-- Do this --
Pick out every line of the entries below where "volatile" occurs, and copy those lines.

Lines of data:
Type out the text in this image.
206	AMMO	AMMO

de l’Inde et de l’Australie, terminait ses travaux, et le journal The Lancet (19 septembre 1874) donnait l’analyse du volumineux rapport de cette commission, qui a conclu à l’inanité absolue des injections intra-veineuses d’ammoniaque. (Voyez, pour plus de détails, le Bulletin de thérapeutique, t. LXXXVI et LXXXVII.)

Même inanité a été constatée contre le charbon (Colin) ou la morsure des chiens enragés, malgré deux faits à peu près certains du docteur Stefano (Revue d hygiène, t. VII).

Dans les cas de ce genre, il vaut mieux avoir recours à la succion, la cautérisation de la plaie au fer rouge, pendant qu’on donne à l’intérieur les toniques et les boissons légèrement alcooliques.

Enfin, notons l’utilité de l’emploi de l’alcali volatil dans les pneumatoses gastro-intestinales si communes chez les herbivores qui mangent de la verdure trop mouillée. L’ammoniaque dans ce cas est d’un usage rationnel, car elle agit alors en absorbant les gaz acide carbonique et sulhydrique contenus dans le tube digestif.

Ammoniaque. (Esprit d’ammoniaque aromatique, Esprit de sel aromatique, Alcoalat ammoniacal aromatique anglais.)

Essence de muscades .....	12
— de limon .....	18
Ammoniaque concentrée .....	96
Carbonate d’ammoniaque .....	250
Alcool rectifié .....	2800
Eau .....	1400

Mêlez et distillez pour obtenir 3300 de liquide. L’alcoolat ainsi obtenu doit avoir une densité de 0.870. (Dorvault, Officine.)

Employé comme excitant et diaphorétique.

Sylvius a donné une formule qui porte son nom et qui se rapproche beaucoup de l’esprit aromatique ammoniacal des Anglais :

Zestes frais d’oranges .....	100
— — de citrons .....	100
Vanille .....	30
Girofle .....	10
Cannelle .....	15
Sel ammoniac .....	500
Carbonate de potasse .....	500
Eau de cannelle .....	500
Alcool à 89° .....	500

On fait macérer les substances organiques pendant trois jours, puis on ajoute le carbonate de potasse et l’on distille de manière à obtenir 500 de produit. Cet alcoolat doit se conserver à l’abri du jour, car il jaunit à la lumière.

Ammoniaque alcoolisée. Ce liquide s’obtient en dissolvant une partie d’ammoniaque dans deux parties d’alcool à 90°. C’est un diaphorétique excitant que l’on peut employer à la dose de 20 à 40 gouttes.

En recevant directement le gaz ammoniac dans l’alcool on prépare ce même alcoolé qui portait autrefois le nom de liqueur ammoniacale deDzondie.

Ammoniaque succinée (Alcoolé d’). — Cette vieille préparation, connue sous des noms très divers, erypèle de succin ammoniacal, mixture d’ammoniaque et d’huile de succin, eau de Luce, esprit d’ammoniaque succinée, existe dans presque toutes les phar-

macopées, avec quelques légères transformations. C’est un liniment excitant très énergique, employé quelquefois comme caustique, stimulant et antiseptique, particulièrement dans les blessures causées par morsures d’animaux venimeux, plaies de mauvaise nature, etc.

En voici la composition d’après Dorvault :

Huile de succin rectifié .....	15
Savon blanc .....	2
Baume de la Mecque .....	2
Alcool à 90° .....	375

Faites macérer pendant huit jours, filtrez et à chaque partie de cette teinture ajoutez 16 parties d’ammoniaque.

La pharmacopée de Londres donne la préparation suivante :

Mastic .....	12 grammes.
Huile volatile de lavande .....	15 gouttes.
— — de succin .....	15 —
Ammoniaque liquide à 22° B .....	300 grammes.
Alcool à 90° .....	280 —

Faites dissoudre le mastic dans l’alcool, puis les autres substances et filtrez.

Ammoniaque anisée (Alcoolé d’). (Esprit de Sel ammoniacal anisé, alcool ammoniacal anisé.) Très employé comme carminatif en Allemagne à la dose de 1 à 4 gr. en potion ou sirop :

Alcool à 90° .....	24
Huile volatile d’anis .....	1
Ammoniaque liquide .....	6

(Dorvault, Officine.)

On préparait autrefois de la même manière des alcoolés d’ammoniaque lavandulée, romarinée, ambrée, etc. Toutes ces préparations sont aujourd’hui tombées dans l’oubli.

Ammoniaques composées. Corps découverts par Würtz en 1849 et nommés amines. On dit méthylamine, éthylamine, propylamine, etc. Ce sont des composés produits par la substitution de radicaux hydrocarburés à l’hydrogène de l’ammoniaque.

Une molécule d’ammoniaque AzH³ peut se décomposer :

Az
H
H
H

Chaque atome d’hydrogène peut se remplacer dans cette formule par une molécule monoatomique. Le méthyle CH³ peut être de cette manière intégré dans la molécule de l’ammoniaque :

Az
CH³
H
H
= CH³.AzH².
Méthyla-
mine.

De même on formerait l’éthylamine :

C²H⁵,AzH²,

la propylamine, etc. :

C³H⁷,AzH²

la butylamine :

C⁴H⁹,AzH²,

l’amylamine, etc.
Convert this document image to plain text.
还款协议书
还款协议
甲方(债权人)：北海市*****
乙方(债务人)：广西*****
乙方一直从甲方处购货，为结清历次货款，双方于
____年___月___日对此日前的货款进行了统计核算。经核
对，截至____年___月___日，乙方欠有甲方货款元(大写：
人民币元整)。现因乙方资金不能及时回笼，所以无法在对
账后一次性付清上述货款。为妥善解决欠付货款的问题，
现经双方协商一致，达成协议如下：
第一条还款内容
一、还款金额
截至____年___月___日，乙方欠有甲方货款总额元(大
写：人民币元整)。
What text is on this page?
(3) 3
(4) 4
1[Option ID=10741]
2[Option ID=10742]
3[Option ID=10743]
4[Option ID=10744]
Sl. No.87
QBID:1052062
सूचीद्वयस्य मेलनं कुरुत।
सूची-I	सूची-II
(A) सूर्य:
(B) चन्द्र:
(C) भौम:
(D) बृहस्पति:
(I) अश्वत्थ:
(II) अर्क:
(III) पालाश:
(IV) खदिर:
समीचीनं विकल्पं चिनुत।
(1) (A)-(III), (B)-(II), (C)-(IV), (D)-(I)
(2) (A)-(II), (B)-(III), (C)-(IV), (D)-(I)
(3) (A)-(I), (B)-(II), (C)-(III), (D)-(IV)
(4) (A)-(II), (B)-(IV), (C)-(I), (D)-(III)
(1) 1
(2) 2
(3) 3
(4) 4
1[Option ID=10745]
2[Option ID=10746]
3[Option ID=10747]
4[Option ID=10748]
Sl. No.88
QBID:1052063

-- Solved problem --
Huile volatile de lavande .....	15 gouttes.
Huile volatile d’anis .....	1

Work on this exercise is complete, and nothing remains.